(Dataset entries on figures)
++++

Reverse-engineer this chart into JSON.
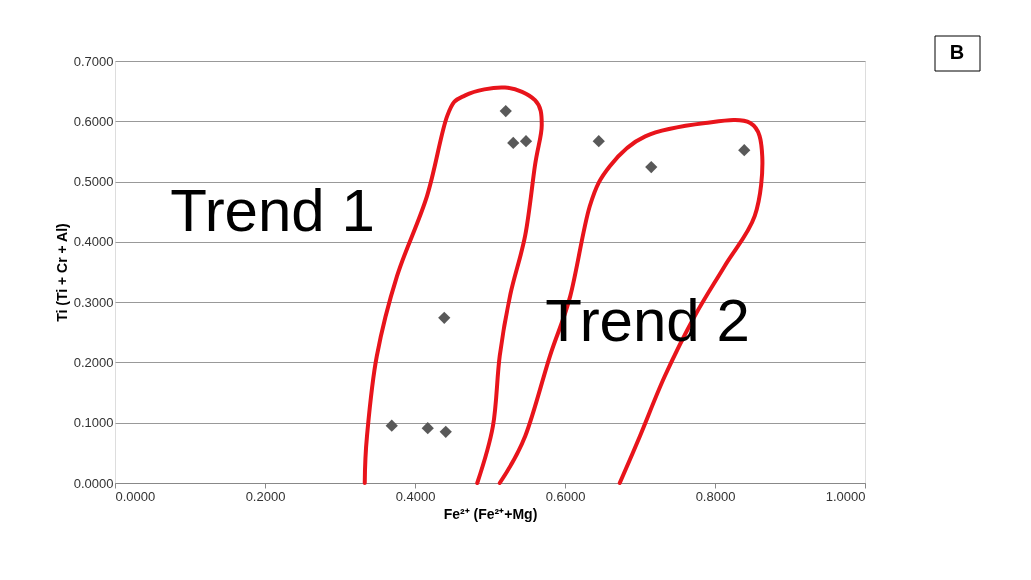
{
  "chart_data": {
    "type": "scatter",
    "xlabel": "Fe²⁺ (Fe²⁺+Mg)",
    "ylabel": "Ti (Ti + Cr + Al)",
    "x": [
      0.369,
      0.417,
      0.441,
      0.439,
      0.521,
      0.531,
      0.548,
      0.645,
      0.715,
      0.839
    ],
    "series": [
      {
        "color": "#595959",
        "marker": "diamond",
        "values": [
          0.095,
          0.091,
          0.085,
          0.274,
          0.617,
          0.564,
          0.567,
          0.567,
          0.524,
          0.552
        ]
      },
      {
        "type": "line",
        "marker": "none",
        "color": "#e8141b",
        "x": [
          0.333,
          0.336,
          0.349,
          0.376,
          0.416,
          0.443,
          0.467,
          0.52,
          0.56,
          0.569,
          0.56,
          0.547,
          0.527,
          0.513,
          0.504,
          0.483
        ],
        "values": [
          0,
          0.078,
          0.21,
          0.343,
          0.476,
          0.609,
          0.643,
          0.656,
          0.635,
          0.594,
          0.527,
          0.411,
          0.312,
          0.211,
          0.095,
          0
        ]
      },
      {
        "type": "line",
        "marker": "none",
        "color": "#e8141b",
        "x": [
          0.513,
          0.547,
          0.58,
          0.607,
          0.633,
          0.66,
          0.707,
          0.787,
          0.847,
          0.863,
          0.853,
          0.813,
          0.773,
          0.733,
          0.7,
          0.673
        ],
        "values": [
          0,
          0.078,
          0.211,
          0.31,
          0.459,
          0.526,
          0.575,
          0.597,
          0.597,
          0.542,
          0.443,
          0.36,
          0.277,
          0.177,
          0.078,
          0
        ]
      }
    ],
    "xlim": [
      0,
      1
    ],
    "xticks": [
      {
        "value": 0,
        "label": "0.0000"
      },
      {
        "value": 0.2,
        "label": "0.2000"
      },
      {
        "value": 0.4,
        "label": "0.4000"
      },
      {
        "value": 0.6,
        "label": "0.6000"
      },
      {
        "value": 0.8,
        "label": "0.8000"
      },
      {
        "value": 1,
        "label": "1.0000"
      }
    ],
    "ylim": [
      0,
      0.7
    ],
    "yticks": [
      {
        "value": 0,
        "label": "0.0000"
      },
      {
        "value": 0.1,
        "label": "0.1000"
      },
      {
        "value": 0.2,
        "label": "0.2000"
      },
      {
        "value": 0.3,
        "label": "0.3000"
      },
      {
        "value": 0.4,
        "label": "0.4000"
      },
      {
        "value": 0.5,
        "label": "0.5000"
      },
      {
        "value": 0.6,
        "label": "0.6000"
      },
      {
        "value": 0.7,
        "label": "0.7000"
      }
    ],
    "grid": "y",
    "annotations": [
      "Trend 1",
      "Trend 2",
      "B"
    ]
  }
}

++++

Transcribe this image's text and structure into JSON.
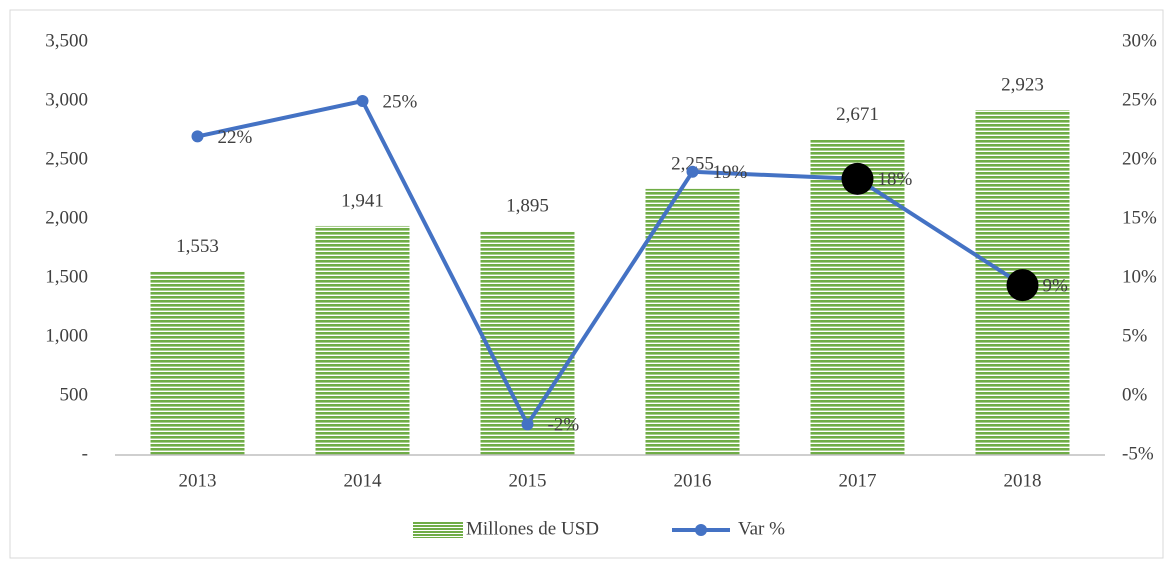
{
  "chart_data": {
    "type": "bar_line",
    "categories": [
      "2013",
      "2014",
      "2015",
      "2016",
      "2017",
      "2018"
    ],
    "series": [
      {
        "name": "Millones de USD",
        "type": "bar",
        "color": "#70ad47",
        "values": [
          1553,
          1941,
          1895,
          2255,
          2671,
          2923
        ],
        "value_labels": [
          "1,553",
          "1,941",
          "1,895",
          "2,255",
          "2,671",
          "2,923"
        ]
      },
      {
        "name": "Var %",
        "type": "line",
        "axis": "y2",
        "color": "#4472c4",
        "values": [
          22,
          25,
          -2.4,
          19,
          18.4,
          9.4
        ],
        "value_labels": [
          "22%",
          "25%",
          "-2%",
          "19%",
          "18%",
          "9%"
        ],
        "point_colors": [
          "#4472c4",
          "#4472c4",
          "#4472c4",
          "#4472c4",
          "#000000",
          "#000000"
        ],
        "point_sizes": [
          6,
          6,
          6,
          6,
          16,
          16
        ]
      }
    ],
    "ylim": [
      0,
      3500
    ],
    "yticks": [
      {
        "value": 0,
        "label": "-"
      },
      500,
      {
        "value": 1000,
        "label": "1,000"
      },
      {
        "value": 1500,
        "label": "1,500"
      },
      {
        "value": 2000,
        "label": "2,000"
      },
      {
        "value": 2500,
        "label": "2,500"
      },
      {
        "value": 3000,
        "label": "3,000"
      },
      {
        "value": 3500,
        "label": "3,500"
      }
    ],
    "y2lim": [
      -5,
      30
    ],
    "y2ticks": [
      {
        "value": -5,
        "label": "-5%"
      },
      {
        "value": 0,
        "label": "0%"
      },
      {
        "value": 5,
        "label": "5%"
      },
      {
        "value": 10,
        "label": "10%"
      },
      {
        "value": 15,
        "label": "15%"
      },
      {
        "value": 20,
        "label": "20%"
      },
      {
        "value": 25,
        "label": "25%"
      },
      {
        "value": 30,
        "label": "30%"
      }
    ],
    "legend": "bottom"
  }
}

++++

In the records above, locate each line with the word "into". Copy all such lines.

• Full output:
Reverse-engineer this chart into JSON.
Transcribe this image's text and structure into JSON.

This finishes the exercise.